* _STATED EXERCISE_: Extract and list every line that contains the word "structured".

-- BEGIN PROVIDED INFORMATION --

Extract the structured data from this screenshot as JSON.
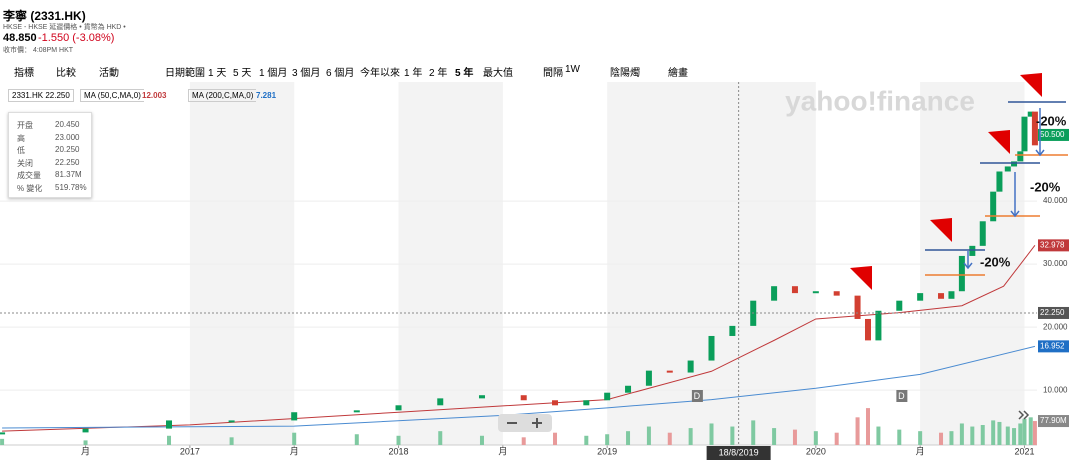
{
  "header": {
    "title": "李寧 (2331.HK)",
    "subtitle": "HKSE - HKSE 延遲價格 • 貨幣為 HKD •",
    "price": "48.850",
    "change": "-1.550 (-3.08%)",
    "close_time": "收市價： 4:08PM HKT"
  },
  "toolbar": {
    "left": [
      "指標",
      "比較",
      "活動"
    ],
    "ranges": [
      "日期範圍",
      "1 天",
      "5 天",
      "1 個月",
      "3 個月",
      "6 個月",
      "今年以來",
      "1 年",
      "2 年",
      "5 年",
      "最大值"
    ],
    "interval": "間隔",
    "interval_value": "1W",
    "chart_type": "陰陽燭",
    "draw": "繪畫"
  },
  "legend": {
    "symbol": "2331.HK 22.250",
    "ma50": "MA (50,C,MA,0)",
    "ma50_value": "12.003",
    "ma200": "MA (200,C,MA,0)",
    "ma200_value": "7.281"
  },
  "tooltip": {
    "labels": [
      "开盘",
      "高",
      "低",
      "关闭",
      "成交量",
      "% 變化"
    ],
    "values": [
      "20.450",
      "23.000",
      "20.250",
      "22.250",
      "81.37M",
      "519.78%"
    ]
  },
  "chart_data": {
    "type": "candlestick",
    "watermark": "yahoo!finance",
    "x": [
      2016.1,
      2016.5,
      2016.9,
      2017.2,
      2017.5,
      2017.8,
      2018.0,
      2018.2,
      2018.4,
      2018.6,
      2018.75,
      2018.9,
      2019.0,
      2019.1,
      2019.2,
      2019.3,
      2019.4,
      2019.5,
      2019.6,
      2019.7,
      2019.8,
      2019.9,
      2020.0,
      2020.1,
      2020.2,
      2020.25,
      2020.3,
      2020.4,
      2020.5,
      2020.6,
      2020.65,
      2020.7,
      2020.75,
      2020.8,
      2020.85,
      2020.88,
      2020.92,
      2020.95,
      2020.98,
      2021.0,
      2021.03,
      2021.05
    ],
    "series": [
      {
        "name": "2331.HK",
        "color": "#0a9e5a",
        "values": [
          3.3,
          3.9,
          5.2,
          5.2,
          6.5,
          6.8,
          7.6,
          8.7,
          9.2,
          8.4,
          7.6,
          8.4,
          9.6,
          10.7,
          13.1,
          12.8,
          14.7,
          18.6,
          20.2,
          24.2,
          26.5,
          25.4,
          25.7,
          25,
          21.3,
          17.9,
          22.6,
          24.2,
          25.4,
          24.5,
          25.7,
          31.3,
          32.9,
          36.8,
          41.5,
          44.7,
          45.5,
          46.3,
          47.9,
          53.4,
          54.2,
          48.85
        ]
      },
      {
        "name": "MA (50,C,MA,0)",
        "color": "#c0393b",
        "x": [
          2016.1,
          2017.0,
          2018.0,
          2018.5,
          2019.0,
          2019.5,
          2019.8,
          2020.0,
          2020.4,
          2020.7,
          2020.9,
          2021.05
        ],
        "values": [
          3.5,
          4.5,
          6.5,
          7.5,
          8.5,
          13,
          17.9,
          21.3,
          22.3,
          23.4,
          26.5,
          32.978
        ]
      },
      {
        "name": "MA (200,C,MA,0)",
        "color": "#4a8bd1",
        "x": [
          2016.1,
          2017.5,
          2018.5,
          2019.0,
          2019.5,
          2020.0,
          2020.5,
          2021.05
        ],
        "values": [
          4,
          4.3,
          6,
          7.2,
          8.5,
          10.3,
          12.5,
          16.952
        ]
      }
    ],
    "volume": {
      "color_up": "#7fc9a1",
      "color_down": "#e89a9a",
      "values": [
        20,
        15,
        30,
        25,
        40,
        35,
        30,
        45,
        30,
        25,
        40,
        30,
        35,
        45,
        60,
        40,
        55,
        70,
        60,
        80,
        55,
        50,
        45,
        40,
        90,
        120,
        60,
        50,
        45,
        40,
        45,
        70,
        60,
        65,
        80,
        75,
        60,
        55,
        70,
        85,
        90,
        77.9
      ],
      "ylim": [
        0,
        400
      ]
    },
    "xlim": [
      2016.09,
      2021.06
    ],
    "ylim": [
      1.3,
      58.9
    ],
    "xticks": [
      {
        "value": 2016.5,
        "label": "月"
      },
      2017,
      {
        "value": 2017.5,
        "label": "月"
      },
      2018,
      {
        "value": 2018.5,
        "label": "月"
      },
      2019,
      2020,
      {
        "value": 2020.5,
        "label": "月"
      },
      2021
    ],
    "yticks": [
      {
        "value": 10,
        "label": "10.000"
      },
      {
        "value": 20,
        "label": "20.000"
      },
      {
        "value": 30,
        "label": "30.000"
      },
      {
        "value": 40,
        "label": "40.000"
      }
    ],
    "price_tags": [
      {
        "value": 50.5,
        "label": "50.500",
        "color": "#0a9e5a"
      },
      {
        "value": 32.978,
        "label": "32.978",
        "color": "#c0393b"
      },
      {
        "value": 22.25,
        "label": "22.250",
        "color": "#555"
      },
      {
        "value": 16.952,
        "label": "16.952",
        "color": "#1f6fc5"
      }
    ],
    "volume_tag": {
      "value": 77.9,
      "label": "77.90M"
    },
    "crosshair": {
      "x": 2019.63,
      "x_label": "18/8/2019",
      "y": 22.25
    },
    "markers": [
      {
        "x": 2019.43,
        "label": "D"
      },
      {
        "x": 2020.41,
        "label": "D"
      }
    ],
    "annotations": [
      "-20%",
      "-20%",
      "-20%"
    ]
  }
}
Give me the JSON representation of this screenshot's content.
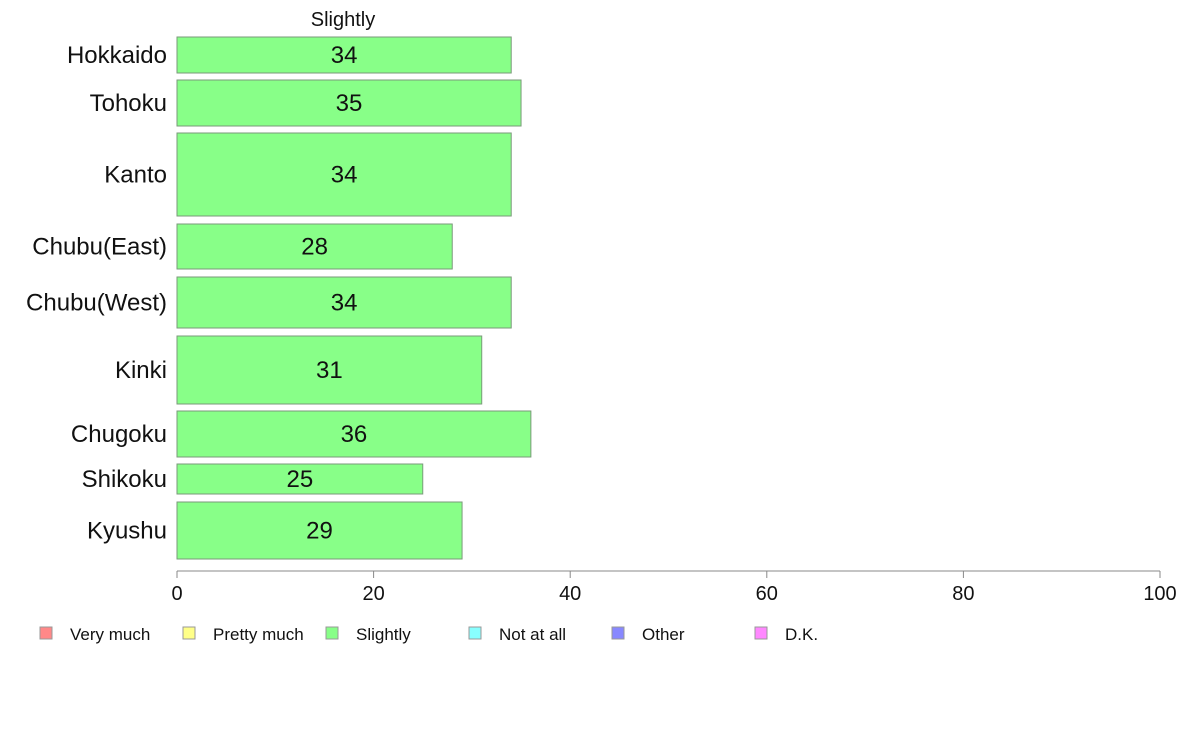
{
  "chart_data": {
    "type": "bar",
    "orientation": "horizontal",
    "title": "Slightly",
    "categories": [
      "Hokkaido",
      "Tohoku",
      "Kanto",
      "Chubu(East)",
      "Chubu(West)",
      "Kinki",
      "Chugoku",
      "Shikoku",
      "Kyushu"
    ],
    "series": [
      {
        "name": "Slightly",
        "values": [
          34,
          35,
          34,
          28,
          34,
          31,
          36,
          25,
          29
        ]
      }
    ],
    "bar_labels": [
      "34",
      "35",
      "34",
      "28",
      "34",
      "31",
      "36",
      "25",
      "29"
    ],
    "xlim": [
      0,
      100
    ],
    "xticks": [
      "0",
      "20",
      "40",
      "60",
      "80",
      "100"
    ],
    "grid": false,
    "legend": {
      "placement": "bottom",
      "entries": [
        {
          "label": "Very much",
          "color": "#ff8888"
        },
        {
          "label": "Pretty much",
          "color": "#ffff88"
        },
        {
          "label": "Slightly",
          "color": "#88ff88"
        },
        {
          "label": "Not at all",
          "color": "#88ffff"
        },
        {
          "label": "Other",
          "color": "#8888ff"
        },
        {
          "label": "D.K.",
          "color": "#ff88ff"
        }
      ]
    },
    "bar_color": "#88ff88",
    "bar_stroke": "#7a9a7a"
  }
}
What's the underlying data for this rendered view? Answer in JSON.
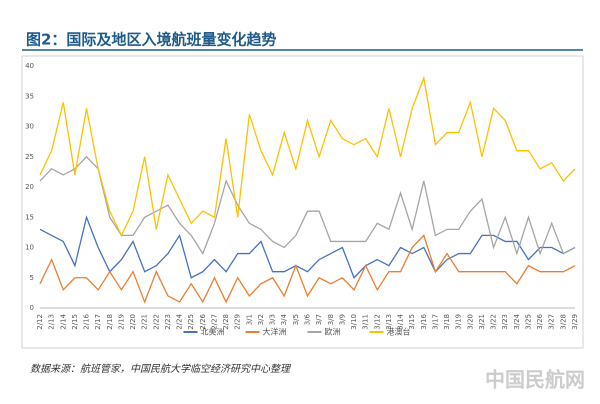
{
  "chart_data": {
    "type": "line",
    "title": "图2：国际及地区入境航班量变化趋势",
    "source": "数据来源：航班管家，中国民航大学临空经济研究中心整理",
    "watermark": "中国民航网",
    "categories": [
      "2/12",
      "2/13",
      "2/14",
      "2/15",
      "2/16",
      "2/17",
      "2/18",
      "2/19",
      "2/20",
      "2/21",
      "2/22",
      "2/23",
      "2/24",
      "2/25",
      "2/26",
      "2/27",
      "2/28",
      "2/29",
      "3/1",
      "3/2",
      "3/3",
      "3/4",
      "3/5",
      "3/6",
      "3/7",
      "3/8",
      "3/9",
      "3/10",
      "3/11",
      "3/12",
      "3/13",
      "3/14",
      "3/15",
      "3/16",
      "3/17",
      "3/18",
      "3/19",
      "3/20",
      "3/21",
      "3/22",
      "3/23",
      "3/24",
      "3/25",
      "3/26",
      "3/27",
      "3/28",
      "3/29"
    ],
    "series": [
      {
        "name": "北美洲",
        "color": "#4472c4",
        "values": [
          13,
          12,
          11,
          7,
          15,
          10,
          6,
          8,
          11,
          6,
          7,
          9,
          12,
          5,
          6,
          8,
          6,
          9,
          9,
          11,
          6,
          6,
          7,
          6,
          8,
          9,
          10,
          5,
          7,
          8,
          7,
          10,
          9,
          10,
          6,
          8,
          9,
          9,
          12,
          12,
          11,
          11,
          8,
          10,
          10,
          9,
          10
        ]
      },
      {
        "name": "大洋洲",
        "color": "#ed7d31",
        "values": [
          4,
          8,
          3,
          5,
          5,
          3,
          6,
          3,
          6,
          1,
          6,
          2,
          1,
          4,
          1,
          5,
          1,
          5,
          2,
          4,
          5,
          2,
          7,
          2,
          5,
          4,
          5,
          3,
          7,
          3,
          6,
          6,
          10,
          12,
          6,
          9,
          6,
          6,
          6,
          6,
          6,
          4,
          7,
          6,
          6,
          6,
          7
        ]
      },
      {
        "name": "欧洲",
        "color": "#a5a5a5",
        "values": [
          21,
          23,
          22,
          23,
          25,
          23,
          15,
          12,
          12,
          15,
          16,
          17,
          14,
          12,
          9,
          14,
          21,
          17,
          14,
          13,
          11,
          10,
          12,
          16,
          16,
          11,
          11,
          11,
          11,
          14,
          13,
          19,
          13,
          21,
          12,
          13,
          13,
          16,
          18,
          10,
          15,
          9,
          15,
          9,
          14,
          9,
          10
        ]
      },
      {
        "name": "港澳台",
        "color": "#ffc000",
        "values": [
          22,
          26,
          34,
          22,
          33,
          23,
          16,
          12,
          16,
          25,
          13,
          22,
          18,
          14,
          16,
          15,
          28,
          15,
          32,
          26,
          22,
          29,
          23,
          31,
          25,
          31,
          28,
          27,
          28,
          25,
          33,
          25,
          33,
          38,
          27,
          29,
          29,
          34,
          25,
          33,
          31,
          26,
          26,
          23,
          24,
          21,
          23
        ]
      }
    ],
    "ylim": [
      0,
      40
    ],
    "yticks": [
      0,
      5,
      10,
      15,
      20,
      25,
      30,
      35,
      40
    ],
    "grid": false
  }
}
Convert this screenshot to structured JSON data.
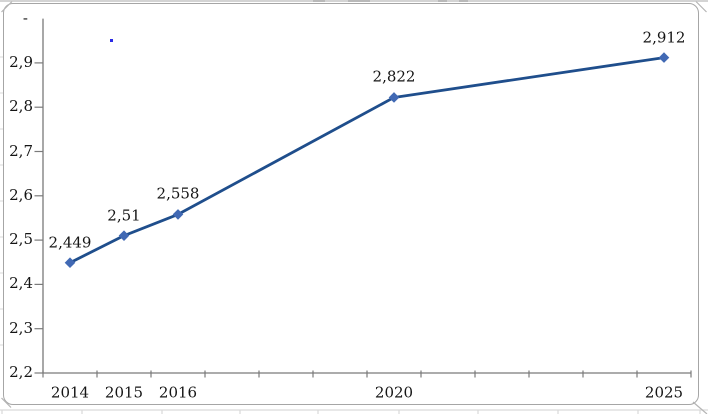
{
  "window": {
    "background": "#ffffff"
  },
  "chart_data": {
    "type": "line",
    "title": "",
    "x": [
      2014,
      2015,
      2016,
      2020,
      2025
    ],
    "x_labels": [
      "2014",
      "2015",
      "2016",
      "2020",
      "2025"
    ],
    "series": [
      {
        "name": "",
        "values": [
          2.449,
          2.51,
          2.558,
          2.822,
          2.912
        ]
      }
    ],
    "data_labels": [
      "2,449",
      "2,51",
      "2,558",
      "2,822",
      "2,912"
    ],
    "y_axis": {
      "min": 2.2,
      "max": 3.0,
      "tick_step": 0.1,
      "tick_labels": [
        "2,2",
        "2,3",
        "2,4",
        "2,5",
        "2,6",
        "2,7",
        "2,8",
        "2,9"
      ],
      "top_label": "-"
    },
    "x_axis": {
      "min": 2014,
      "max": 2026,
      "tick_every_year": true
    },
    "grid": false,
    "legend": false,
    "marker": "diamond",
    "colors": {
      "line": "#1f4e8c",
      "marker": "#4169b4",
      "label_text": "#151515",
      "axis": "#7a7a7a",
      "frame_border": "#a6a6a6",
      "worksheet_grid": "#d9d9d9",
      "corner_mark": "#b5b5b5",
      "stray_dot": "#2a2ae6"
    }
  }
}
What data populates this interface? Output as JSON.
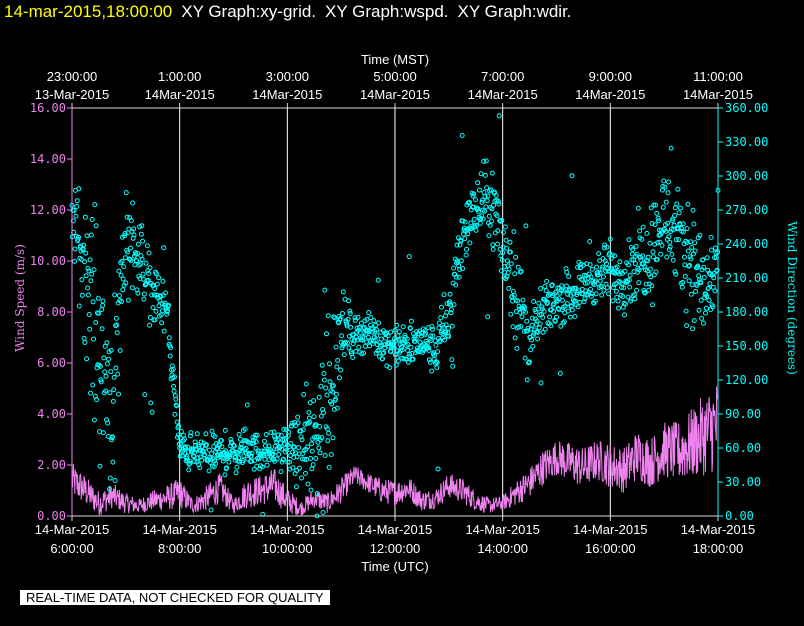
{
  "header": {
    "timestamp": "14-mar-2015,18:00:00",
    "graphs": [
      "XY Graph:xy-grid.",
      "XY Graph:wspd.",
      "XY Graph:wdir."
    ]
  },
  "notice": "REAL-TIME DATA, NOT CHECKED FOR QUALITY",
  "colors": {
    "background": "#000000",
    "wind_speed": "#ee82ee",
    "wind_direction": "#00ffff",
    "grid": "#ffffff",
    "axis": "#d8d8d8"
  },
  "chart_data": {
    "type": "line",
    "top_axis": {
      "title": "Time (MST)",
      "ticks": [
        {
          "time": "23:00:00",
          "date": "13-Mar-2015"
        },
        {
          "time": "1:00:00",
          "date": "14Mar-2015"
        },
        {
          "time": "3:00:00",
          "date": "14Mar-2015"
        },
        {
          "time": "5:00:00",
          "date": "14Mar-2015"
        },
        {
          "time": "7:00:00",
          "date": "14Mar-2015"
        },
        {
          "time": "9:00:00",
          "date": "14Mar-2015"
        },
        {
          "time": "11:00:00",
          "date": "14Mar-2015"
        }
      ]
    },
    "bottom_axis": {
      "title": "Time (UTC)",
      "ticks": [
        {
          "date": "14-Mar-2015",
          "time": "6:00:00"
        },
        {
          "date": "14-Mar-2015",
          "time": "8:00:00"
        },
        {
          "date": "14-Mar-2015",
          "time": "10:00:00"
        },
        {
          "date": "14-Mar-2015",
          "time": "12:00:00"
        },
        {
          "date": "14-Mar-2015",
          "time": "14:00:00"
        },
        {
          "date": "14-Mar-2015",
          "time": "16:00:00"
        },
        {
          "date": "14-Mar-2015",
          "time": "18:00:00"
        }
      ],
      "range_hours_utc": [
        6,
        18
      ]
    },
    "left_axis": {
      "title": "Wind Speed (m/s)",
      "ylim": [
        0,
        16
      ],
      "ticks": [
        "0.00",
        "2.00",
        "4.00",
        "6.00",
        "8.00",
        "10.00",
        "12.00",
        "14.00",
        "16.00"
      ]
    },
    "right_axis": {
      "title": "Wind Direction (degrees)",
      "ylim": [
        0,
        360
      ],
      "ticks": [
        "0.00",
        "30.00",
        "60.00",
        "90.00",
        "120.00",
        "150.00",
        "180.00",
        "210.00",
        "240.00",
        "270.00",
        "300.00",
        "330.00",
        "360.00"
      ]
    },
    "grid": "vertical lines at bottom-axis ticks",
    "series": [
      {
        "key": "wspd",
        "axis": "left",
        "style": "line",
        "color": "#ee82ee",
        "x_hours_utc": [
          6.0,
          6.25,
          6.5,
          6.75,
          7.0,
          7.25,
          7.5,
          7.75,
          8.0,
          8.25,
          8.5,
          8.75,
          9.0,
          9.25,
          9.5,
          9.75,
          10.0,
          10.25,
          10.5,
          10.75,
          11.0,
          11.25,
          11.5,
          11.75,
          12.0,
          12.25,
          12.5,
          12.75,
          13.0,
          13.25,
          13.5,
          13.75,
          14.0,
          14.25,
          14.5,
          14.75,
          15.0,
          15.25,
          15.5,
          15.75,
          16.0,
          16.25,
          16.5,
          16.75,
          17.0,
          17.25,
          17.5,
          17.75,
          18.0
        ],
        "values": [
          1.4,
          1.0,
          0.5,
          0.8,
          0.5,
          0.4,
          0.6,
          0.7,
          0.9,
          0.4,
          0.7,
          1.1,
          0.4,
          0.9,
          1.0,
          1.2,
          0.6,
          0.3,
          0.7,
          0.5,
          1.0,
          1.6,
          1.3,
          1.0,
          0.9,
          1.1,
          0.6,
          0.7,
          1.2,
          1.0,
          0.6,
          0.4,
          0.5,
          0.9,
          1.3,
          1.9,
          2.3,
          2.1,
          1.9,
          2.2,
          2.0,
          1.8,
          2.4,
          2.1,
          2.6,
          2.5,
          2.8,
          3.2,
          3.6
        ],
        "spread": [
          0.7,
          0.6,
          0.5,
          0.5,
          0.4,
          0.3,
          0.4,
          0.5,
          0.6,
          0.3,
          0.5,
          0.6,
          0.3,
          0.6,
          0.6,
          0.7,
          0.5,
          0.3,
          0.4,
          0.4,
          0.5,
          0.4,
          0.4,
          0.5,
          0.5,
          0.5,
          0.4,
          0.4,
          0.5,
          0.5,
          0.4,
          0.3,
          0.3,
          0.5,
          0.6,
          0.7,
          0.7,
          0.8,
          0.8,
          0.8,
          0.9,
          0.9,
          1.0,
          1.0,
          1.1,
          1.2,
          1.4,
          1.6,
          1.9
        ]
      },
      {
        "key": "wdir",
        "axis": "right",
        "style": "markers",
        "color": "#00ffff",
        "x_hours_utc": [
          6.0,
          6.25,
          6.5,
          6.75,
          7.0,
          7.25,
          7.5,
          7.75,
          8.0,
          8.25,
          8.5,
          8.75,
          9.0,
          9.25,
          9.5,
          9.75,
          10.0,
          10.25,
          10.5,
          10.75,
          11.0,
          11.25,
          11.5,
          11.75,
          12.0,
          12.25,
          12.5,
          12.75,
          13.0,
          13.25,
          13.5,
          13.75,
          14.0,
          14.25,
          14.5,
          14.75,
          15.0,
          15.25,
          15.5,
          15.75,
          16.0,
          16.25,
          16.5,
          16.75,
          17.0,
          17.25,
          17.5,
          17.75,
          18.0
        ],
        "values": [
          265,
          220,
          150,
          100,
          250,
          230,
          195,
          185,
          60,
          55,
          55,
          55,
          55,
          60,
          55,
          60,
          60,
          58,
          60,
          100,
          165,
          160,
          162,
          155,
          150,
          148,
          155,
          145,
          175,
          250,
          270,
          280,
          240,
          200,
          155,
          180,
          190,
          195,
          205,
          210,
          215,
          210,
          225,
          235,
          265,
          240,
          230,
          195,
          225
        ],
        "spread": [
          25,
          60,
          90,
          70,
          45,
          30,
          25,
          20,
          15,
          15,
          15,
          15,
          15,
          15,
          15,
          15,
          15,
          30,
          60,
          90,
          30,
          15,
          15,
          15,
          15,
          20,
          15,
          20,
          30,
          25,
          25,
          30,
          40,
          40,
          20,
          20,
          20,
          20,
          20,
          20,
          25,
          25,
          30,
          40,
          40,
          40,
          45,
          45,
          40
        ]
      }
    ]
  }
}
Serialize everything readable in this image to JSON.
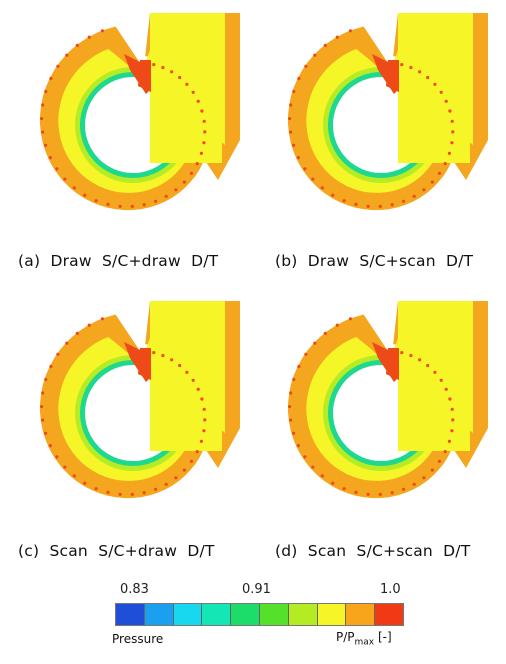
{
  "panels": [
    {
      "caption": "(a)  Draw  S/C+draw  D/T"
    },
    {
      "caption": "(b)  Draw  S/C+scan  D/T"
    },
    {
      "caption": "(c)  Scan  S/C+draw  D/T"
    },
    {
      "caption": "(d)  Scan  S/C+scan  D/T"
    }
  ],
  "legend": {
    "ticks": [
      "0.83",
      "0.91",
      "1.0"
    ],
    "left_label": "Pressure",
    "right_label_main": "P/P",
    "right_label_sub": "max",
    "right_label_unit": "[-]",
    "colors": [
      "#1f4fd6",
      "#1aa0ee",
      "#17d8ee",
      "#15e6b6",
      "#1cdc6a",
      "#55e02a",
      "#b4ec24",
      "#f6f526",
      "#f9a51c",
      "#ef3a14"
    ]
  },
  "colors": {
    "outer": "#f4a61f",
    "mid": "#f6f528",
    "inner": "#b5ec26",
    "innerEdge": "#1ed88f",
    "red": "#ee4a17"
  }
}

-- END PROVIDED INFORMATION --

* _SOLVED PROBLEM_:
Extract the structured data from this screenshot as JSON.
Convert this screenshot to structured JSON data.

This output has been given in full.